**** EXCERPTED DATA
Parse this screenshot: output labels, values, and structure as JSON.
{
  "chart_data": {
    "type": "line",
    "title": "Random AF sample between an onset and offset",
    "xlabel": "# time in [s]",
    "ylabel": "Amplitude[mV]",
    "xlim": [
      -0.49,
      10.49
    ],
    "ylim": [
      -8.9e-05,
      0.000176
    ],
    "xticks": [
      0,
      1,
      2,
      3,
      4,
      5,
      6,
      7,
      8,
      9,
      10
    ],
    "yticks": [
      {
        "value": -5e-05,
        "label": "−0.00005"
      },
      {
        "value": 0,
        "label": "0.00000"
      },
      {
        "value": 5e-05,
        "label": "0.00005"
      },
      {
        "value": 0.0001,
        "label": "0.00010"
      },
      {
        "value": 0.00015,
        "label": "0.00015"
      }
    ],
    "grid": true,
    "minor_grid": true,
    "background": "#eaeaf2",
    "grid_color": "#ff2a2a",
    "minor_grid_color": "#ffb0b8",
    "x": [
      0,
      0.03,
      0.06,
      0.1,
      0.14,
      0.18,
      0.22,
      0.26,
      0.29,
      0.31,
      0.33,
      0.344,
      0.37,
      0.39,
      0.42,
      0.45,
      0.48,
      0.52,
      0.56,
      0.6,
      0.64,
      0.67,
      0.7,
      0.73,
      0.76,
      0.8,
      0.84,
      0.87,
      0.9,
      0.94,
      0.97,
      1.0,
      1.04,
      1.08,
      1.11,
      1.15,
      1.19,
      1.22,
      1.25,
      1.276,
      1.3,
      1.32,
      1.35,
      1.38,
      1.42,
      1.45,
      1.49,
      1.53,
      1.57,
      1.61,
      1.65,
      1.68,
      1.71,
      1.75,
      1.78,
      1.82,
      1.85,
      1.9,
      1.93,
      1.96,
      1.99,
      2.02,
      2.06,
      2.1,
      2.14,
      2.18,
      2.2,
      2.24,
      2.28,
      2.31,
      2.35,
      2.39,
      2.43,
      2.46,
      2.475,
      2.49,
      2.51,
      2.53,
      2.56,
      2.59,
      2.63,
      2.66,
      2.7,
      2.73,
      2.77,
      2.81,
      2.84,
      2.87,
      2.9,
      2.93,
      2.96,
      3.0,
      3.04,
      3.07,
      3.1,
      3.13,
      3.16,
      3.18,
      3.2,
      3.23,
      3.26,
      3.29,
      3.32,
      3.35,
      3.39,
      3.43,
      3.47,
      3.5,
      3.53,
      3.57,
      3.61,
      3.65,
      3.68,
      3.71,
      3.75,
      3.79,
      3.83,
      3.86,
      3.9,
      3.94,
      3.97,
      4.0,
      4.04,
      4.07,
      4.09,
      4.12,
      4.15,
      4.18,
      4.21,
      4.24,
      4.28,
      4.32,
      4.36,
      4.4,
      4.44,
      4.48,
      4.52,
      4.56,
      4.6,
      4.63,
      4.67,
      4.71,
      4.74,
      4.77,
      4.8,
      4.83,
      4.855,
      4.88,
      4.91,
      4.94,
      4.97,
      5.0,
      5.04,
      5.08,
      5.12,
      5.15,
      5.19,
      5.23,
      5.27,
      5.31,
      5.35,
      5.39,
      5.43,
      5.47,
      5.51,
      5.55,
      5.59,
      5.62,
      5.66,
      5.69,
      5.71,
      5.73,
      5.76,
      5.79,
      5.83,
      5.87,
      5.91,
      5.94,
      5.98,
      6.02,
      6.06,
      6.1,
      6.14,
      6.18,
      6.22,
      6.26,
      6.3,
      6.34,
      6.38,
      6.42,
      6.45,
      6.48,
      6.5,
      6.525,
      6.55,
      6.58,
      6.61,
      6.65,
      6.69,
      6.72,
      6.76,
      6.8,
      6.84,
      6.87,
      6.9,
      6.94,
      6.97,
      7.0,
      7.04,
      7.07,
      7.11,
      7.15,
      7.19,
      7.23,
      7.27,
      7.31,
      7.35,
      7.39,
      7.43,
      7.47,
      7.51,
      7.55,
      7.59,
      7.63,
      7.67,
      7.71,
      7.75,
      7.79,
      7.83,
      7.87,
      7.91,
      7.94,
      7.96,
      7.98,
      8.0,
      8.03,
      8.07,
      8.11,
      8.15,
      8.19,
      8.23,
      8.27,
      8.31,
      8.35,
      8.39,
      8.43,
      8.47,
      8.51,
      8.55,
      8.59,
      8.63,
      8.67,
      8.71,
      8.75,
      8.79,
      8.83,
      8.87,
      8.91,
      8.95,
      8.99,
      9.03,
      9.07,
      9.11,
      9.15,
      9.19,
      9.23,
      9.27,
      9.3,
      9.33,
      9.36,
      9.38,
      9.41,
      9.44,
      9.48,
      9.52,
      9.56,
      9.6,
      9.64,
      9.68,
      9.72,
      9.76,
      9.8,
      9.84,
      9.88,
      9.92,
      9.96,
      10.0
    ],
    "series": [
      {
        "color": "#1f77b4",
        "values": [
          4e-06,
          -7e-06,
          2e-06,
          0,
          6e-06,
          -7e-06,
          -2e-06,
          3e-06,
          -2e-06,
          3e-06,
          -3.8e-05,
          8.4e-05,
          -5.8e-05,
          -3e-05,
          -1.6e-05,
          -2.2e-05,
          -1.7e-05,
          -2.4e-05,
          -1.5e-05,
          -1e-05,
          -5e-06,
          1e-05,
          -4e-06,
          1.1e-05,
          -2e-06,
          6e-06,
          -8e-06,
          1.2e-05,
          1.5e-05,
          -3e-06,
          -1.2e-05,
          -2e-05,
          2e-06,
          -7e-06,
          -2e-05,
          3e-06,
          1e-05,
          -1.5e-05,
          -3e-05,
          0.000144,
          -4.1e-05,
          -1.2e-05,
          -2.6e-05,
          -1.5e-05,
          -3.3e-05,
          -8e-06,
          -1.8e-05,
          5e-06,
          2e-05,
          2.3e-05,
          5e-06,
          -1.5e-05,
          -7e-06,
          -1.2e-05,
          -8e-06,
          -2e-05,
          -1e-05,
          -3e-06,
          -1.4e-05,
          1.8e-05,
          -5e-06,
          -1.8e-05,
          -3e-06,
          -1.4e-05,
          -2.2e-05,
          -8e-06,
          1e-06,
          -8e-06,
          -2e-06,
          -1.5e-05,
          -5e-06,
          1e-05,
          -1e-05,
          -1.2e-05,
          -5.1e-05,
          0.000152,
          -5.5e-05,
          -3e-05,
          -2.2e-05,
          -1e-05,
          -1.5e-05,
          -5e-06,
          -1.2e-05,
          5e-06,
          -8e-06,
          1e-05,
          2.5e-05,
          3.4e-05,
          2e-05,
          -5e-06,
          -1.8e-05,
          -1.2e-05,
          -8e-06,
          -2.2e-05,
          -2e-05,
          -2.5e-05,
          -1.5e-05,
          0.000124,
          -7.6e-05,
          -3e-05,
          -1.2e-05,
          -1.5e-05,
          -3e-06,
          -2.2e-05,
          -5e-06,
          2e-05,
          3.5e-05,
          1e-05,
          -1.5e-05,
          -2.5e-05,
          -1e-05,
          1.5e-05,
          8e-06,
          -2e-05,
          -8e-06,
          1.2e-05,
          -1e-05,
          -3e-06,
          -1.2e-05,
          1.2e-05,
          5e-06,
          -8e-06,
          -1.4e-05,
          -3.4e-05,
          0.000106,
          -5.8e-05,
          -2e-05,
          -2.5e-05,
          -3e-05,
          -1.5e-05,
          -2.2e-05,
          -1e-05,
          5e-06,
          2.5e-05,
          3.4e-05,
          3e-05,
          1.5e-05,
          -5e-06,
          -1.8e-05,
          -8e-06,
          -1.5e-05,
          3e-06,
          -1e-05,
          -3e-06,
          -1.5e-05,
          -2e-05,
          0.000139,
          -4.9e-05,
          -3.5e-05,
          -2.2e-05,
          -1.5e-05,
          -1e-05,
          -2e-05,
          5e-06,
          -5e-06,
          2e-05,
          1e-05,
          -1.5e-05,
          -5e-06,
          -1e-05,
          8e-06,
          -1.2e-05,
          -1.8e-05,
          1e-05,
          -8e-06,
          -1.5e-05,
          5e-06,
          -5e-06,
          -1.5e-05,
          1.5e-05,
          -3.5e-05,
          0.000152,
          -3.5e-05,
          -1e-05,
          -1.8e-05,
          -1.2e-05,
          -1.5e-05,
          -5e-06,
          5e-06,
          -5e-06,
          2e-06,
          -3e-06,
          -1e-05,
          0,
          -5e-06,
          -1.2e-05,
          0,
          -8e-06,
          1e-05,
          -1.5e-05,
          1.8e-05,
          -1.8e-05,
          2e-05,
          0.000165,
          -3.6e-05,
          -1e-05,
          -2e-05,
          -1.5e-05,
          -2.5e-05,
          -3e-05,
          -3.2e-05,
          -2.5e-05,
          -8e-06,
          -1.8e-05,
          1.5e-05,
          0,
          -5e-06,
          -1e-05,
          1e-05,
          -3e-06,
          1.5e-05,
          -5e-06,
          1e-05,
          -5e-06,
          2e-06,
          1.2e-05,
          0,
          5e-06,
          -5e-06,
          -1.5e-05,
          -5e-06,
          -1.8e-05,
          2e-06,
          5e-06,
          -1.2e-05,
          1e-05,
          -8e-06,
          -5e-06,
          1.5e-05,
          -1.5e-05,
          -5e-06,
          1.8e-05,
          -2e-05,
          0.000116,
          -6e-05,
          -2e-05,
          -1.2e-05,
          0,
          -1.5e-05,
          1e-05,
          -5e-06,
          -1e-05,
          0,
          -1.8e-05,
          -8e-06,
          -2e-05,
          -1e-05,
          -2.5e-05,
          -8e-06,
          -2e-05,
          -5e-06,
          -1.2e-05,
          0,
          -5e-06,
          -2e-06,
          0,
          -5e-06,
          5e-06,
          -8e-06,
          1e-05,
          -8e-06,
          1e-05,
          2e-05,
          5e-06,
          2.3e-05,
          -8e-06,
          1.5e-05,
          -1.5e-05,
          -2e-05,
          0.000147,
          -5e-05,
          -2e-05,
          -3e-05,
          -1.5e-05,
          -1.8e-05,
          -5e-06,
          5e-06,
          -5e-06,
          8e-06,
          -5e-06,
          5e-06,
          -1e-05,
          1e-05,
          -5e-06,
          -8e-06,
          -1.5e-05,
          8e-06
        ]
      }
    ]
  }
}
********
* **EXERCISE TASK**
Pick out every line of the listing containing the word "values", and show those lines.

* **THE REPLY**
Parse this screenshot: output labels, values, and structure as JSON.
        "values": [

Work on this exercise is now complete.